• Task requirements:
Give the number of lines in the records below that include "ffffff", and nothing more.

[Data entries]
== == ==

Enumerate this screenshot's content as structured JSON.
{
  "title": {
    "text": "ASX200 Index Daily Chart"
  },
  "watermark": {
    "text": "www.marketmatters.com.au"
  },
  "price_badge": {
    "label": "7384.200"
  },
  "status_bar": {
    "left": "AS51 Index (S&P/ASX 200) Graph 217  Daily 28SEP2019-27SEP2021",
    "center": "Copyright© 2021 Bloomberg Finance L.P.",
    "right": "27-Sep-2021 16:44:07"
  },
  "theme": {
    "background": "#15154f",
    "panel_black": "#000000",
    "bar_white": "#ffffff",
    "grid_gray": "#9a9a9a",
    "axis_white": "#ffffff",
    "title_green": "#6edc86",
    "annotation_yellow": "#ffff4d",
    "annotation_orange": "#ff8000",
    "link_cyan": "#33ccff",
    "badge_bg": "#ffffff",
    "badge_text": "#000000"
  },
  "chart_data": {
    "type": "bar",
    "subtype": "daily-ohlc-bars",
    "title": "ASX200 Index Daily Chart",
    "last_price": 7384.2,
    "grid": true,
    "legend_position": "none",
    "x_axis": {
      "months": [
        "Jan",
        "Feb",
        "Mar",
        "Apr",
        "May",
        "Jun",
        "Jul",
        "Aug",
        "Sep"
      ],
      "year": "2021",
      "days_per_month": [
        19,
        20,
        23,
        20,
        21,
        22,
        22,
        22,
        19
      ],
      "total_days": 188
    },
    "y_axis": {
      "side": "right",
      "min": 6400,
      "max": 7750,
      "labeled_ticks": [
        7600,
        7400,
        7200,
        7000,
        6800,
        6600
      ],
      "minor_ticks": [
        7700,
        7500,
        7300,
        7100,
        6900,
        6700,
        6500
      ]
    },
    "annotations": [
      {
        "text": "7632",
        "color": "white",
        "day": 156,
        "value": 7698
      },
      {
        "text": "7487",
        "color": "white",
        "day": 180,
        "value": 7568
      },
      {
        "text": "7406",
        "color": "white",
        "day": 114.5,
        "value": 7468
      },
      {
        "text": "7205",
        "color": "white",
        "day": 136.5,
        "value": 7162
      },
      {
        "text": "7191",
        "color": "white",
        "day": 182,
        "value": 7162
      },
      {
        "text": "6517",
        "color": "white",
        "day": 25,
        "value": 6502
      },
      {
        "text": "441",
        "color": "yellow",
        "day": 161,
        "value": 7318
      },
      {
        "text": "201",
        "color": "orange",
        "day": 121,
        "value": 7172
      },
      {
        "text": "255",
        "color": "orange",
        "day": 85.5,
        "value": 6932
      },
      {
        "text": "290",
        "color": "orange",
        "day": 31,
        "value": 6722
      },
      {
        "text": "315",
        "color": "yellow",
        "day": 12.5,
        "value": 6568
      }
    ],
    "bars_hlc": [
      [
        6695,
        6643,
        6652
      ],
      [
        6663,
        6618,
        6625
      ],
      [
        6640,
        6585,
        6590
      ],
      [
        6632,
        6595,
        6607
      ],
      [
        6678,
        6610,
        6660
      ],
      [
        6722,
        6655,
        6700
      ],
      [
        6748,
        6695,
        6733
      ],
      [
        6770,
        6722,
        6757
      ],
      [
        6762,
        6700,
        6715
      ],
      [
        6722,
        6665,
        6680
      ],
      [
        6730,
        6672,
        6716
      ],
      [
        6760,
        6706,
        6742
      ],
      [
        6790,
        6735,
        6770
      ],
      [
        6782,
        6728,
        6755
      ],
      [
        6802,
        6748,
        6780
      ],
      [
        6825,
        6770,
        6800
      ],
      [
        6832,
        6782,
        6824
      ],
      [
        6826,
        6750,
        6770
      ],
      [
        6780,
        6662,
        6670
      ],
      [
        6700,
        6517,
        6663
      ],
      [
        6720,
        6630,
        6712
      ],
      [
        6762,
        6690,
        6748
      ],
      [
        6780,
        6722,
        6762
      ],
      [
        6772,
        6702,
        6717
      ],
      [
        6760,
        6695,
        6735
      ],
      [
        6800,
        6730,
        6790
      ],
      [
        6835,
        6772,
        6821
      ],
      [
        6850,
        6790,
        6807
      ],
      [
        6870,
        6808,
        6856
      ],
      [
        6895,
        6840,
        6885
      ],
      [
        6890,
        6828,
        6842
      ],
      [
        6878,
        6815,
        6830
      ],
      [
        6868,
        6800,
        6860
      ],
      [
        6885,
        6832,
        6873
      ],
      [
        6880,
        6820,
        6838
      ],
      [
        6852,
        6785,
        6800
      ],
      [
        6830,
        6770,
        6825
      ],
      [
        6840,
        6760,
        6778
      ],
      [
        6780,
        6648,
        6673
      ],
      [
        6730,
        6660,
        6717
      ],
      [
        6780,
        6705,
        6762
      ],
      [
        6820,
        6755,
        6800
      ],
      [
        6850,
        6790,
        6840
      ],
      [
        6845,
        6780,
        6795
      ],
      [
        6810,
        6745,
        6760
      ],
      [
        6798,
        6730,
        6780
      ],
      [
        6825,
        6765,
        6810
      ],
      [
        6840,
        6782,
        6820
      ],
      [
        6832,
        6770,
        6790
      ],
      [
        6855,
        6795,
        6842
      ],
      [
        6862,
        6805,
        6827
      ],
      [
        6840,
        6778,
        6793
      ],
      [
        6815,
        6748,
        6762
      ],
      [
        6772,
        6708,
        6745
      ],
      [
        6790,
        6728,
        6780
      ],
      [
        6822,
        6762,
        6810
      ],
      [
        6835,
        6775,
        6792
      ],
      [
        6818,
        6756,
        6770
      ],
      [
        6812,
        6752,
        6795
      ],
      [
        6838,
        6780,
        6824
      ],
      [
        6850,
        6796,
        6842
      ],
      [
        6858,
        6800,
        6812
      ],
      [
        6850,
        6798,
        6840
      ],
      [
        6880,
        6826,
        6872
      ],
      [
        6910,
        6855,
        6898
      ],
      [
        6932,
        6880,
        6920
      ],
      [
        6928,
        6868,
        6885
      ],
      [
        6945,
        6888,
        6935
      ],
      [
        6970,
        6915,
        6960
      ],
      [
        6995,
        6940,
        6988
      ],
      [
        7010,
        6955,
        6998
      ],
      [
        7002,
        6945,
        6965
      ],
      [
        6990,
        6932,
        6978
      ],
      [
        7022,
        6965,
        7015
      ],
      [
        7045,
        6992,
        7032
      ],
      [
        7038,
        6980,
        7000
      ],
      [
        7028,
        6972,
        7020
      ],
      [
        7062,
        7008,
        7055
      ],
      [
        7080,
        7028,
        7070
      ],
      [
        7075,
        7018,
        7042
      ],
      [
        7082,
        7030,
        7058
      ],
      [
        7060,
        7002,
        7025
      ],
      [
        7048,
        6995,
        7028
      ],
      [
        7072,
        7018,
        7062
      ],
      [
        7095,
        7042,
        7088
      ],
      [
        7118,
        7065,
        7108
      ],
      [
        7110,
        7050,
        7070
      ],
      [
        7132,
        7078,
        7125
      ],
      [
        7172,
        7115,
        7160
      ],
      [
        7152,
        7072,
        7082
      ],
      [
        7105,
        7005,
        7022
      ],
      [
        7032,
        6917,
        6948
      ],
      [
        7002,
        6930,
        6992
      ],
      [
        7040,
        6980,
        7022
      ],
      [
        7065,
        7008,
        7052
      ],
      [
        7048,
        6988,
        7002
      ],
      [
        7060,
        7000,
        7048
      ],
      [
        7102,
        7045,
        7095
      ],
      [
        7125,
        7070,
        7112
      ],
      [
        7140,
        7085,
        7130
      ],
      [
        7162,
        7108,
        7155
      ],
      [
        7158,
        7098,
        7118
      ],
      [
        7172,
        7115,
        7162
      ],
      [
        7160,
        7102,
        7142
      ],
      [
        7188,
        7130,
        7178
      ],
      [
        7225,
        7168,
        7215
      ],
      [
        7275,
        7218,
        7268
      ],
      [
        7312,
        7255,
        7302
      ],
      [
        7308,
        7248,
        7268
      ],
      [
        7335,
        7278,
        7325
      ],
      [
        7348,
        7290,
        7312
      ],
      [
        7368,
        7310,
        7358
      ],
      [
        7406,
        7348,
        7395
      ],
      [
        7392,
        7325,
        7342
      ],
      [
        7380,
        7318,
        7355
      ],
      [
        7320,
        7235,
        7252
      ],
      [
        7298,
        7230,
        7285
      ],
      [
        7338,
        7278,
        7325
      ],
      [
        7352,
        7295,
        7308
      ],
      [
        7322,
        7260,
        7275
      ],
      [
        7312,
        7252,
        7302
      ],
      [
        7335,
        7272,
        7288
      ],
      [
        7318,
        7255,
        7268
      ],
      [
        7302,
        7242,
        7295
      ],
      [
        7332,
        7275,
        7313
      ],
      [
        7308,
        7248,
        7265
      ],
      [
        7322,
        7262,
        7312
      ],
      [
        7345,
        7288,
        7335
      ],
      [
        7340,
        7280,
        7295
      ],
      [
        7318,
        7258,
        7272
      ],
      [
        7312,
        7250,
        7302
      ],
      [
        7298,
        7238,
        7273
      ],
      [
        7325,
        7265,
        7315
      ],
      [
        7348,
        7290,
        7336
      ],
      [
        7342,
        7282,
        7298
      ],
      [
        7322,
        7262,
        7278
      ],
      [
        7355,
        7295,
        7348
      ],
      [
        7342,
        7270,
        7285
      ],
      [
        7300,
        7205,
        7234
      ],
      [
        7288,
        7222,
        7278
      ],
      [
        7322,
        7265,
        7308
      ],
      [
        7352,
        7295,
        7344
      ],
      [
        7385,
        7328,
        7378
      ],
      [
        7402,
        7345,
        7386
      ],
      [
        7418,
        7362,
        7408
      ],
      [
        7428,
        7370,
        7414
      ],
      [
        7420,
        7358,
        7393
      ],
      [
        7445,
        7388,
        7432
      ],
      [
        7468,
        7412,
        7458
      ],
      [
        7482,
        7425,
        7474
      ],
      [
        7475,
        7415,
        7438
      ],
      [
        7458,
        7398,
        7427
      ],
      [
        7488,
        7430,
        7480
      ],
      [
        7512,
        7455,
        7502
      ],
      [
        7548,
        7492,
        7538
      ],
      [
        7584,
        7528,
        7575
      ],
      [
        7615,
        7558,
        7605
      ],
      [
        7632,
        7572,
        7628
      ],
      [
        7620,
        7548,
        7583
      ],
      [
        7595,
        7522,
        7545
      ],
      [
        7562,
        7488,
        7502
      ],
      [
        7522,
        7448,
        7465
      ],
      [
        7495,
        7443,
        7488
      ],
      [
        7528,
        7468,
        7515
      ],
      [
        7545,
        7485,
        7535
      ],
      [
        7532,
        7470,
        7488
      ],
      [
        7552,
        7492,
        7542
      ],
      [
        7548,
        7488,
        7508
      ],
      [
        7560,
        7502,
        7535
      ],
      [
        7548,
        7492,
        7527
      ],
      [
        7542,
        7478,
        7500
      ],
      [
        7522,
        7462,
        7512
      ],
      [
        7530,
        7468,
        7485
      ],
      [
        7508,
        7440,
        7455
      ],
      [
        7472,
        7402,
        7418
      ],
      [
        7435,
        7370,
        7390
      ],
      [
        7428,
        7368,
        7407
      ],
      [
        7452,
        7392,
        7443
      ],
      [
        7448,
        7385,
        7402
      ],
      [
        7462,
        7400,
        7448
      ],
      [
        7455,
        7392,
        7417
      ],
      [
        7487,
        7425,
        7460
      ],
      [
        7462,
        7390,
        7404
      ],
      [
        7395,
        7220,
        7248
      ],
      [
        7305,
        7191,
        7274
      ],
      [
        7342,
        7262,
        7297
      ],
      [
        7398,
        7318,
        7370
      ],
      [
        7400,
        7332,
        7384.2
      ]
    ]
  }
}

== == ==

• The completed task:
3